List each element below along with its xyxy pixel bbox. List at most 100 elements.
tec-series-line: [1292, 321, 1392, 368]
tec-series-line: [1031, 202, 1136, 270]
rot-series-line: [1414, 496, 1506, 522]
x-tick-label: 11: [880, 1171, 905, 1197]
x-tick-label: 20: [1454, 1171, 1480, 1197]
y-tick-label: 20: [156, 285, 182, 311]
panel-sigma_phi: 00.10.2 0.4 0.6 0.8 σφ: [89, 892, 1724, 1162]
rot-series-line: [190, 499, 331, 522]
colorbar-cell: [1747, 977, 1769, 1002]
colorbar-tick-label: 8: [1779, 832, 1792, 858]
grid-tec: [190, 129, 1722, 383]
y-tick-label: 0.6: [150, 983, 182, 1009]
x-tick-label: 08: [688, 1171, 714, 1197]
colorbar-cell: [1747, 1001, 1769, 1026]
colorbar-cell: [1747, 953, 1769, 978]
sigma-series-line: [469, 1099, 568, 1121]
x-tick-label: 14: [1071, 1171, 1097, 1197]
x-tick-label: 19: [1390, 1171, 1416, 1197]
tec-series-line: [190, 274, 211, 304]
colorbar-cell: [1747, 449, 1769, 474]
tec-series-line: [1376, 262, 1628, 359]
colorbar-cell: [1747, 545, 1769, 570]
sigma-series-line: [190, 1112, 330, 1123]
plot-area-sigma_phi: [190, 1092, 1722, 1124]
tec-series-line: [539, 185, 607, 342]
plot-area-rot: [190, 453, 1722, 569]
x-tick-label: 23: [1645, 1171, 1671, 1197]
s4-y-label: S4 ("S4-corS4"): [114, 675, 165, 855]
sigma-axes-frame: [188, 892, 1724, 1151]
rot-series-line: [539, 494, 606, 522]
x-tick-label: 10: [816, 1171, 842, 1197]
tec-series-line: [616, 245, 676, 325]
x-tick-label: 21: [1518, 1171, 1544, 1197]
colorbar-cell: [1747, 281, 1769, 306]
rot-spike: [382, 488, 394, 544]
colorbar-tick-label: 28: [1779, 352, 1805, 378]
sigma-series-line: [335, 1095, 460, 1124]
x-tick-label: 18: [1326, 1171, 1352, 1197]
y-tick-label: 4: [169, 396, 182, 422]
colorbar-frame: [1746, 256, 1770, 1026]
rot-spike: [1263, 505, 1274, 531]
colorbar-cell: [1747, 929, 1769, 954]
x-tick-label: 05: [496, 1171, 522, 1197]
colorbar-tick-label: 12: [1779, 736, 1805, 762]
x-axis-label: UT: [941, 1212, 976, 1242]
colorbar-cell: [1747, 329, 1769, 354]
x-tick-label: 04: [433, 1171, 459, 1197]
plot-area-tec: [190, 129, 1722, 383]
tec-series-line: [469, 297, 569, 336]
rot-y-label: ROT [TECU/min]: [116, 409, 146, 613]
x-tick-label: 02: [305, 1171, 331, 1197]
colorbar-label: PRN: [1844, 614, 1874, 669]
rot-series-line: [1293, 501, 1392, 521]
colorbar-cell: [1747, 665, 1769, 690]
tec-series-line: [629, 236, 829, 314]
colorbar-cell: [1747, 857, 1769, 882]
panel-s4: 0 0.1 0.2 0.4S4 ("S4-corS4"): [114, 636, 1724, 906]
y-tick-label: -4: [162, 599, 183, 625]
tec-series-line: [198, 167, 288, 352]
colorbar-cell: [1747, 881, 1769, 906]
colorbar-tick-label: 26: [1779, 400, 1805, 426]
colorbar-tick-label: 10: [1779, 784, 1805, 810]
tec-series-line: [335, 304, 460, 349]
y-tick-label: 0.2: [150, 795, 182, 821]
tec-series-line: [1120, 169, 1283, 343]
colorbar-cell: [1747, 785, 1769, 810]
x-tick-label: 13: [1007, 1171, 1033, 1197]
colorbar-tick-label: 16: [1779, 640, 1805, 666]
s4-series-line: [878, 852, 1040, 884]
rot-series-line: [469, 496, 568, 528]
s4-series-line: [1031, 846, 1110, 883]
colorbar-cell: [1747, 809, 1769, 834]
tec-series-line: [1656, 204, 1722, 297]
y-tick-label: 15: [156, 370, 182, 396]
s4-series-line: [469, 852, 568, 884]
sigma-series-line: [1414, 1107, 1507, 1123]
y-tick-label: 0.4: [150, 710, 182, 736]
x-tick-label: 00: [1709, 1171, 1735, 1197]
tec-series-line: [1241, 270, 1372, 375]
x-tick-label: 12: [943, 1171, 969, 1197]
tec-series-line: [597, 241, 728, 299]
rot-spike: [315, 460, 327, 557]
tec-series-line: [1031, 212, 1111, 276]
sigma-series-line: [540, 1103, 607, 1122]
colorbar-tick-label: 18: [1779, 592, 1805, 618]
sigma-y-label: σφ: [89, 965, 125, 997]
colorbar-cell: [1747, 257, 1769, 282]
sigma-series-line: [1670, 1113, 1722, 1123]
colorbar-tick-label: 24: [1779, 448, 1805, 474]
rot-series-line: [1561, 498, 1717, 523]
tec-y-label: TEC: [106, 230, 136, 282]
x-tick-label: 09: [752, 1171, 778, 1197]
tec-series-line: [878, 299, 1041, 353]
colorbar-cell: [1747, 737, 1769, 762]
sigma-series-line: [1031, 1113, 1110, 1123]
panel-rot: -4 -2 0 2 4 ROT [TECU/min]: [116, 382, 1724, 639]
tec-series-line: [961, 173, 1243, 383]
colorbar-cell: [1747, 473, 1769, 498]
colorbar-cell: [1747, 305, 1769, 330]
┄┄┄┄┄┄
Return every line of the entries above verbatim, keeping their order and making no changes.

List each element below along with its xyxy pixel bbox. List at most 100 elements.
tec-series-line: [1292, 321, 1392, 368]
tec-series-line: [1031, 202, 1136, 270]
rot-series-line: [1414, 496, 1506, 522]
x-tick-label: 11: [880, 1171, 905, 1197]
x-tick-label: 20: [1454, 1171, 1480, 1197]
y-tick-label: 20: [156, 285, 182, 311]
panel-sigma_phi: 00.10.2 0.4 0.6 0.8 σφ: [89, 892, 1724, 1162]
rot-series-line: [190, 499, 331, 522]
colorbar-cell: [1747, 977, 1769, 1002]
colorbar-tick-label: 8: [1779, 832, 1792, 858]
grid-tec: [190, 129, 1722, 383]
y-tick-label: 0.6: [150, 983, 182, 1009]
x-tick-label: 08: [688, 1171, 714, 1197]
colorbar-cell: [1747, 1001, 1769, 1026]
colorbar-cell: [1747, 953, 1769, 978]
sigma-series-line: [469, 1099, 568, 1121]
x-tick-label: 14: [1071, 1171, 1097, 1197]
x-tick-label: 19: [1390, 1171, 1416, 1197]
tec-series-line: [190, 274, 211, 304]
colorbar-cell: [1747, 449, 1769, 474]
tec-series-line: [1376, 262, 1628, 359]
colorbar-cell: [1747, 545, 1769, 570]
sigma-series-line: [190, 1112, 330, 1123]
plot-area-sigma_phi: [190, 1092, 1722, 1124]
tec-series-line: [539, 185, 607, 342]
plot-area-rot: [190, 453, 1722, 569]
x-tick-label: 23: [1645, 1171, 1671, 1197]
s4-y-label: S4 ("S4-corS4"): [114, 675, 165, 855]
sigma-axes-frame: [188, 892, 1724, 1151]
rot-series-line: [539, 494, 606, 522]
x-tick-label: 10: [816, 1171, 842, 1197]
tec-series-line: [616, 245, 676, 325]
x-tick-label: 21: [1518, 1171, 1544, 1197]
colorbar-cell: [1747, 281, 1769, 306]
rot-spike: [382, 488, 394, 544]
colorbar-tick-label: 28: [1779, 352, 1805, 378]
sigma-series-line: [335, 1095, 460, 1124]
x-tick-label: 18: [1326, 1171, 1352, 1197]
y-tick-label: 4: [169, 396, 182, 422]
colorbar-frame: [1746, 256, 1770, 1026]
rot-spike: [1263, 505, 1274, 531]
colorbar-cell: [1747, 929, 1769, 954]
x-tick-label: 05: [496, 1171, 522, 1197]
colorbar-tick-label: 12: [1779, 736, 1805, 762]
x-axis-label: UT: [941, 1212, 976, 1242]
colorbar-cell: [1747, 329, 1769, 354]
x-tick-label: 04: [433, 1171, 459, 1197]
plot-area-tec: [190, 129, 1722, 383]
tec-series-line: [469, 297, 569, 336]
rot-y-label: ROT [TECU/min]: [116, 409, 146, 613]
x-tick-label: 02: [305, 1171, 331, 1197]
colorbar-label: PRN: [1844, 614, 1874, 669]
rot-series-line: [1293, 501, 1392, 521]
colorbar-cell: [1747, 665, 1769, 690]
tec-series-line: [629, 236, 829, 314]
colorbar-cell: [1747, 857, 1769, 882]
panel-s4: 0 0.1 0.2 0.4S4 ("S4-corS4"): [114, 636, 1724, 906]
y-tick-label: -4: [162, 599, 183, 625]
tec-series-line: [198, 167, 288, 352]
colorbar-cell: [1747, 881, 1769, 906]
colorbar-tick-label: 26: [1779, 400, 1805, 426]
colorbar-tick-label: 10: [1779, 784, 1805, 810]
tec-series-line: [335, 304, 460, 349]
y-tick-label: 0.2: [150, 795, 182, 821]
tec-series-line: [1120, 169, 1283, 343]
colorbar-cell: [1747, 785, 1769, 810]
x-tick-label: 13: [1007, 1171, 1033, 1197]
colorbar-tick-label: 16: [1779, 640, 1805, 666]
s4-series-line: [878, 852, 1040, 884]
rot-series-line: [469, 496, 568, 528]
s4-series-line: [1031, 846, 1110, 883]
colorbar-cell: [1747, 809, 1769, 834]
tec-series-line: [1656, 204, 1722, 297]
y-tick-label: 15: [156, 370, 182, 396]
s4-series-line: [469, 852, 568, 884]
sigma-series-line: [1414, 1107, 1507, 1123]
y-tick-label: 0.4: [150, 710, 182, 736]
x-tick-label: 00: [1709, 1171, 1735, 1197]
tec-series-line: [1241, 270, 1372, 375]
x-tick-label: 12: [943, 1171, 969, 1197]
tec-series-line: [597, 241, 728, 299]
rot-spike: [315, 460, 327, 557]
tec-series-line: [1031, 212, 1111, 276]
sigma-series-line: [540, 1103, 607, 1122]
colorbar-tick-label: 18: [1779, 592, 1805, 618]
sigma-y-label: σφ: [89, 965, 125, 997]
colorbar-cell: [1747, 257, 1769, 282]
sigma-series-line: [1670, 1113, 1722, 1123]
colorbar-tick-label: 24: [1779, 448, 1805, 474]
rot-series-line: [1561, 498, 1717, 523]
tec-y-label: TEC: [106, 230, 136, 282]
x-tick-label: 09: [752, 1171, 778, 1197]
tec-series-line: [878, 299, 1041, 353]
colorbar-cell: [1747, 737, 1769, 762]
sigma-series-line: [1031, 1113, 1110, 1123]
panel-rot: -4 -2 0 2 4 ROT [TECU/min]: [116, 382, 1724, 639]
tec-series-line: [961, 173, 1243, 383]
colorbar-cell: [1747, 473, 1769, 498]
colorbar-cell: [1747, 305, 1769, 330]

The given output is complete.